- Work to do -
Every line with the word "name" in it should be extracted from the data that follows.

━━━ Material supplied ━━━

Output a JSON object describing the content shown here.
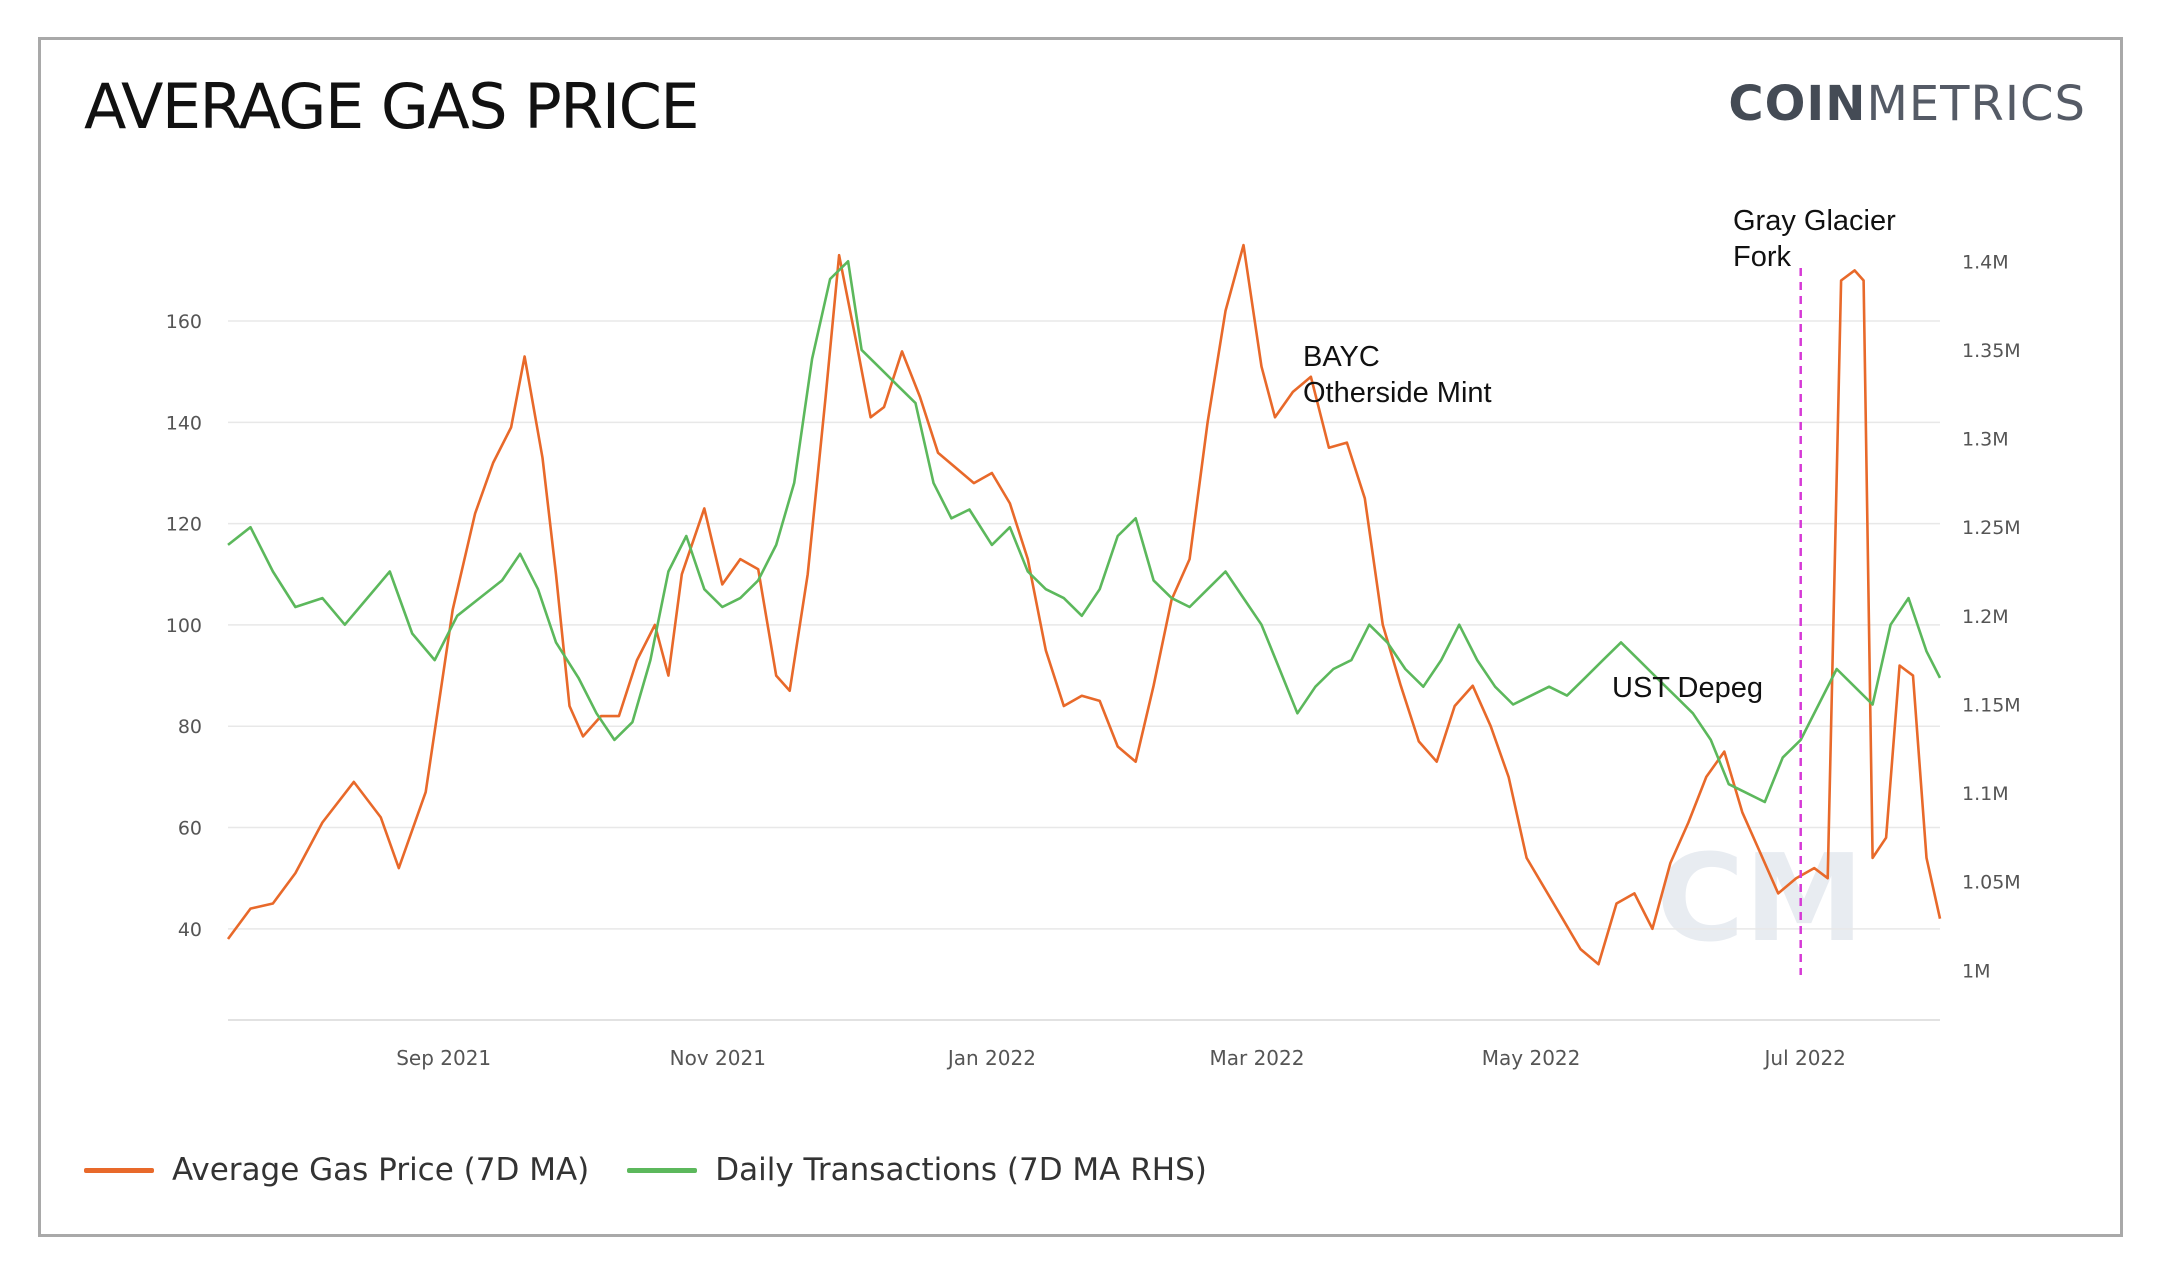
{
  "header": {
    "title": "AVERAGE GAS PRICE",
    "logo_bold": "COIN",
    "logo_light": "METRICS"
  },
  "colors": {
    "gas": "#e8692a",
    "tx": "#5cb85c",
    "fork_line": "#d63ad6",
    "grid": "#e8e8e8",
    "tick_text": "#555555",
    "watermark": "#dfe4ec"
  },
  "chart_data": {
    "type": "line",
    "x_axis": {
      "type": "date",
      "range": [
        "2021-07-15",
        "2022-07-31"
      ],
      "tick_labels": [
        "Sep 2021",
        "Nov 2021",
        "Jan 2022",
        "Mar 2022",
        "May 2022",
        "Jul 2022"
      ],
      "tick_dates": [
        "2021-09-01",
        "2021-11-01",
        "2022-01-01",
        "2022-03-01",
        "2022-05-01",
        "2022-07-01"
      ]
    },
    "y_left": {
      "ticks": [
        40,
        60,
        80,
        100,
        120,
        140,
        160
      ],
      "range": [
        22,
        176
      ]
    },
    "y_right": {
      "ticks": [
        1000000,
        1050000,
        1100000,
        1150000,
        1200000,
        1250000,
        1300000,
        1350000,
        1400000
      ],
      "tick_labels": [
        "1M",
        "1.05M",
        "1.1M",
        "1.15M",
        "1.2M",
        "1.25M",
        "1.3M",
        "1.35M",
        "1.4M"
      ],
      "range": [
        972000,
        1412000
      ]
    },
    "grid": true,
    "legend_position": "bottom-left",
    "series": [
      {
        "name": "Average Gas Price (7D MA)",
        "axis": "left",
        "points": [
          [
            "2021-07-15",
            38
          ],
          [
            "2021-07-20",
            44
          ],
          [
            "2021-07-25",
            45
          ],
          [
            "2021-07-30",
            51
          ],
          [
            "2021-08-05",
            61
          ],
          [
            "2021-08-12",
            69
          ],
          [
            "2021-08-18",
            62
          ],
          [
            "2021-08-22",
            52
          ],
          [
            "2021-08-28",
            67
          ],
          [
            "2021-09-03",
            103
          ],
          [
            "2021-09-08",
            122
          ],
          [
            "2021-09-12",
            132
          ],
          [
            "2021-09-16",
            139
          ],
          [
            "2021-09-19",
            153
          ],
          [
            "2021-09-23",
            133
          ],
          [
            "2021-09-26",
            110
          ],
          [
            "2021-09-29",
            84
          ],
          [
            "2021-10-02",
            78
          ],
          [
            "2021-10-06",
            82
          ],
          [
            "2021-10-10",
            82
          ],
          [
            "2021-10-14",
            93
          ],
          [
            "2021-10-18",
            100
          ],
          [
            "2021-10-21",
            90
          ],
          [
            "2021-10-24",
            110
          ],
          [
            "2021-10-29",
            123
          ],
          [
            "2021-11-02",
            108
          ],
          [
            "2021-11-06",
            113
          ],
          [
            "2021-11-10",
            111
          ],
          [
            "2021-11-14",
            90
          ],
          [
            "2021-11-17",
            87
          ],
          [
            "2021-11-21",
            110
          ],
          [
            "2021-11-25",
            145
          ],
          [
            "2021-11-28",
            173
          ],
          [
            "2021-12-02",
            155
          ],
          [
            "2021-12-05",
            141
          ],
          [
            "2021-12-08",
            143
          ],
          [
            "2021-12-12",
            154
          ],
          [
            "2021-12-16",
            145
          ],
          [
            "2021-12-20",
            134
          ],
          [
            "2021-12-24",
            131
          ],
          [
            "2021-12-28",
            128
          ],
          [
            "2022-01-01",
            130
          ],
          [
            "2022-01-05",
            124
          ],
          [
            "2022-01-09",
            113
          ],
          [
            "2022-01-13",
            95
          ],
          [
            "2022-01-17",
            84
          ],
          [
            "2022-01-21",
            86
          ],
          [
            "2022-01-25",
            85
          ],
          [
            "2022-01-29",
            76
          ],
          [
            "2022-02-02",
            73
          ],
          [
            "2022-02-06",
            88
          ],
          [
            "2022-02-10",
            105
          ],
          [
            "2022-02-14",
            113
          ],
          [
            "2022-02-18",
            140
          ],
          [
            "2022-02-22",
            162
          ],
          [
            "2022-02-26",
            175
          ],
          [
            "2022-03-02",
            151
          ],
          [
            "2022-03-05",
            141
          ],
          [
            "2022-03-09",
            146
          ],
          [
            "2022-03-13",
            149
          ],
          [
            "2022-03-17",
            135
          ],
          [
            "2022-03-21",
            136
          ],
          [
            "2022-03-25",
            125
          ],
          [
            "2022-03-29",
            100
          ],
          [
            "2022-04-02",
            88
          ],
          [
            "2022-04-06",
            77
          ],
          [
            "2022-04-10",
            73
          ],
          [
            "2022-04-14",
            84
          ],
          [
            "2022-04-18",
            88
          ],
          [
            "2022-04-22",
            80
          ],
          [
            "2022-04-26",
            70
          ],
          [
            "2022-04-30",
            54
          ],
          [
            "2022-05-04",
            48
          ],
          [
            "2022-05-08",
            42
          ],
          [
            "2022-05-12",
            36
          ],
          [
            "2022-05-16",
            33
          ],
          [
            "2022-05-20",
            45
          ],
          [
            "2022-05-24",
            47
          ],
          [
            "2022-05-28",
            40
          ],
          [
            "2022-06-01",
            53
          ],
          [
            "2022-06-05",
            61
          ],
          [
            "2022-06-09",
            70
          ],
          [
            "2022-06-13",
            75
          ],
          [
            "2022-06-17",
            63
          ],
          [
            "2022-06-21",
            55
          ],
          [
            "2022-06-25",
            47
          ],
          [
            "2022-06-29",
            50
          ],
          [
            "2022-07-03",
            52
          ],
          [
            "2022-07-06",
            50
          ],
          [
            "2022-07-09",
            168
          ],
          [
            "2022-07-12",
            170
          ],
          [
            "2022-07-14",
            168
          ],
          [
            "2022-07-16",
            54
          ],
          [
            "2022-07-19",
            58
          ],
          [
            "2022-07-22",
            92
          ],
          [
            "2022-07-25",
            90
          ],
          [
            "2022-07-28",
            54
          ],
          [
            "2022-07-31",
            42
          ]
        ]
      },
      {
        "name": "Daily Transactions (7D MA RHS)",
        "axis": "right",
        "points": [
          [
            "2021-07-15",
            1240000
          ],
          [
            "2021-07-20",
            1250000
          ],
          [
            "2021-07-25",
            1225000
          ],
          [
            "2021-07-30",
            1205000
          ],
          [
            "2021-08-05",
            1210000
          ],
          [
            "2021-08-10",
            1195000
          ],
          [
            "2021-08-15",
            1210000
          ],
          [
            "2021-08-20",
            1225000
          ],
          [
            "2021-08-25",
            1190000
          ],
          [
            "2021-08-30",
            1175000
          ],
          [
            "2021-09-04",
            1200000
          ],
          [
            "2021-09-09",
            1210000
          ],
          [
            "2021-09-14",
            1220000
          ],
          [
            "2021-09-18",
            1235000
          ],
          [
            "2021-09-22",
            1215000
          ],
          [
            "2021-09-26",
            1185000
          ],
          [
            "2021-10-01",
            1165000
          ],
          [
            "2021-10-05",
            1145000
          ],
          [
            "2021-10-09",
            1130000
          ],
          [
            "2021-10-13",
            1140000
          ],
          [
            "2021-10-17",
            1175000
          ],
          [
            "2021-10-21",
            1225000
          ],
          [
            "2021-10-25",
            1245000
          ],
          [
            "2021-10-29",
            1215000
          ],
          [
            "2021-11-02",
            1205000
          ],
          [
            "2021-11-06",
            1210000
          ],
          [
            "2021-11-10",
            1220000
          ],
          [
            "2021-11-14",
            1240000
          ],
          [
            "2021-11-18",
            1275000
          ],
          [
            "2021-11-22",
            1345000
          ],
          [
            "2021-11-26",
            1390000
          ],
          [
            "2021-11-30",
            1400000
          ],
          [
            "2021-12-03",
            1350000
          ],
          [
            "2021-12-07",
            1340000
          ],
          [
            "2021-12-11",
            1330000
          ],
          [
            "2021-12-15",
            1320000
          ],
          [
            "2021-12-19",
            1275000
          ],
          [
            "2021-12-23",
            1255000
          ],
          [
            "2021-12-27",
            1260000
          ],
          [
            "2022-01-01",
            1240000
          ],
          [
            "2022-01-05",
            1250000
          ],
          [
            "2022-01-09",
            1225000
          ],
          [
            "2022-01-13",
            1215000
          ],
          [
            "2022-01-17",
            1210000
          ],
          [
            "2022-01-21",
            1200000
          ],
          [
            "2022-01-25",
            1215000
          ],
          [
            "2022-01-29",
            1245000
          ],
          [
            "2022-02-02",
            1255000
          ],
          [
            "2022-02-06",
            1220000
          ],
          [
            "2022-02-10",
            1210000
          ],
          [
            "2022-02-14",
            1205000
          ],
          [
            "2022-02-18",
            1215000
          ],
          [
            "2022-02-22",
            1225000
          ],
          [
            "2022-02-26",
            1210000
          ],
          [
            "2022-03-02",
            1195000
          ],
          [
            "2022-03-06",
            1170000
          ],
          [
            "2022-03-10",
            1145000
          ],
          [
            "2022-03-14",
            1160000
          ],
          [
            "2022-03-18",
            1170000
          ],
          [
            "2022-03-22",
            1175000
          ],
          [
            "2022-03-26",
            1195000
          ],
          [
            "2022-03-30",
            1185000
          ],
          [
            "2022-04-03",
            1170000
          ],
          [
            "2022-04-07",
            1160000
          ],
          [
            "2022-04-11",
            1175000
          ],
          [
            "2022-04-15",
            1195000
          ],
          [
            "2022-04-19",
            1175000
          ],
          [
            "2022-04-23",
            1160000
          ],
          [
            "2022-04-27",
            1150000
          ],
          [
            "2022-05-01",
            1155000
          ],
          [
            "2022-05-05",
            1160000
          ],
          [
            "2022-05-09",
            1155000
          ],
          [
            "2022-05-13",
            1165000
          ],
          [
            "2022-05-17",
            1175000
          ],
          [
            "2022-05-21",
            1185000
          ],
          [
            "2022-05-25",
            1175000
          ],
          [
            "2022-05-29",
            1165000
          ],
          [
            "2022-06-02",
            1155000
          ],
          [
            "2022-06-06",
            1145000
          ],
          [
            "2022-06-10",
            1130000
          ],
          [
            "2022-06-14",
            1105000
          ],
          [
            "2022-06-18",
            1100000
          ],
          [
            "2022-06-22",
            1095000
          ],
          [
            "2022-06-26",
            1120000
          ],
          [
            "2022-06-30",
            1130000
          ],
          [
            "2022-07-04",
            1150000
          ],
          [
            "2022-07-08",
            1170000
          ],
          [
            "2022-07-12",
            1160000
          ],
          [
            "2022-07-16",
            1150000
          ],
          [
            "2022-07-20",
            1195000
          ],
          [
            "2022-07-24",
            1210000
          ],
          [
            "2022-07-28",
            1180000
          ],
          [
            "2022-07-31",
            1165000
          ]
        ]
      }
    ],
    "annotations": [
      {
        "text_lines": [
          "BAYC",
          "Otherside Mint"
        ],
        "date": "2022-04-30",
        "value": 160
      },
      {
        "text_lines": [
          "UST Depeg"
        ],
        "date": "2022-05-09",
        "value": 100
      },
      {
        "text_lines": [
          "Gray Glacier",
          "Fork"
        ],
        "date": "2022-06-30",
        "value": 176,
        "vertical_line_date": "2022-06-30"
      }
    ]
  },
  "legend": {
    "gas_label": "Average Gas Price (7D MA)",
    "tx_label": "Daily Transactions (7D MA RHS)"
  }
}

━━━

- Reply -
        "name": "Average Gas Price (7D MA)",
        "name": "Daily Transactions (7D MA RHS)",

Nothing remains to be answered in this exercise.